▶ **What you should do**: Repeat the whole of the data, keeping every detail the same.

Stored entries
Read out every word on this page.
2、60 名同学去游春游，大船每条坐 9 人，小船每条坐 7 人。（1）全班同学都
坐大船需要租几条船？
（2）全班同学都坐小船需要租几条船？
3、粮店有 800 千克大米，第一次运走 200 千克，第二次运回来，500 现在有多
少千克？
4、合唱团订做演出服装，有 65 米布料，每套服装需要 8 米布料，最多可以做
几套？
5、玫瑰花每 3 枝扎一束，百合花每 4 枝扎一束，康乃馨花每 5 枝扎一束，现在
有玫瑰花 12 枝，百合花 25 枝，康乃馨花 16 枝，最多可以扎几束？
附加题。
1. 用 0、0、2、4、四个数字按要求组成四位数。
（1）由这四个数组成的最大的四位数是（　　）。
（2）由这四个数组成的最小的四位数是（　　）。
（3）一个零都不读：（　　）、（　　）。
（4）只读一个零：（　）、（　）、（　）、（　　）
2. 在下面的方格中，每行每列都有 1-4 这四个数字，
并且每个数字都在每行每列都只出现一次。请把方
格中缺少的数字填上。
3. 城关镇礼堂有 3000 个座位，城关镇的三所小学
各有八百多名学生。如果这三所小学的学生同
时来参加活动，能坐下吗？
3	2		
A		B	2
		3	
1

▶ **Response**:
Read out every word on this page.
2、60 名同学去游春游，大船每条坐 9 人，小船每条坐 7 人。（1）全班同学都
坐大船需要租几条船？
（2）全班同学都坐小船需要租几条船？
3、粮店有 800 千克大米，第一次运走 200 千克，第二次运回来，500 现在有多
少千克？
4、合唱团订做演出服装，有 65 米布料，每套服装需要 8 米布料，最多可以做
几套？
5、玫瑰花每 3 枝扎一束，百合花每 4 枝扎一束，康乃馨花每 5 枝扎一束，现在
有玫瑰花 12 枝，百合花 25 枝，康乃馨花 16 枝，最多可以扎几束？
附加题。
1. 用 0、0、2、4、四个数字按要求组成四位数。
（1）由这四个数组成的最大的四位数是（　　）。
（2）由这四个数组成的最小的四位数是（　　）。
（3）一个零都不读：（　　）、（　　）。
（4）只读一个零：（　）、（　）、（　）、（　　）
2. 在下面的方格中，每行每列都有 1-4 这四个数字，
并且每个数字都在每行每列都只出现一次。请把方
格中缺少的数字填上。
3. 城关镇礼堂有 3000 个座位，城关镇的三所小学
各有八百多名学生。如果这三所小学的学生同
时来参加活动，能坐下吗？
3	2		
A		B	2
		3	
1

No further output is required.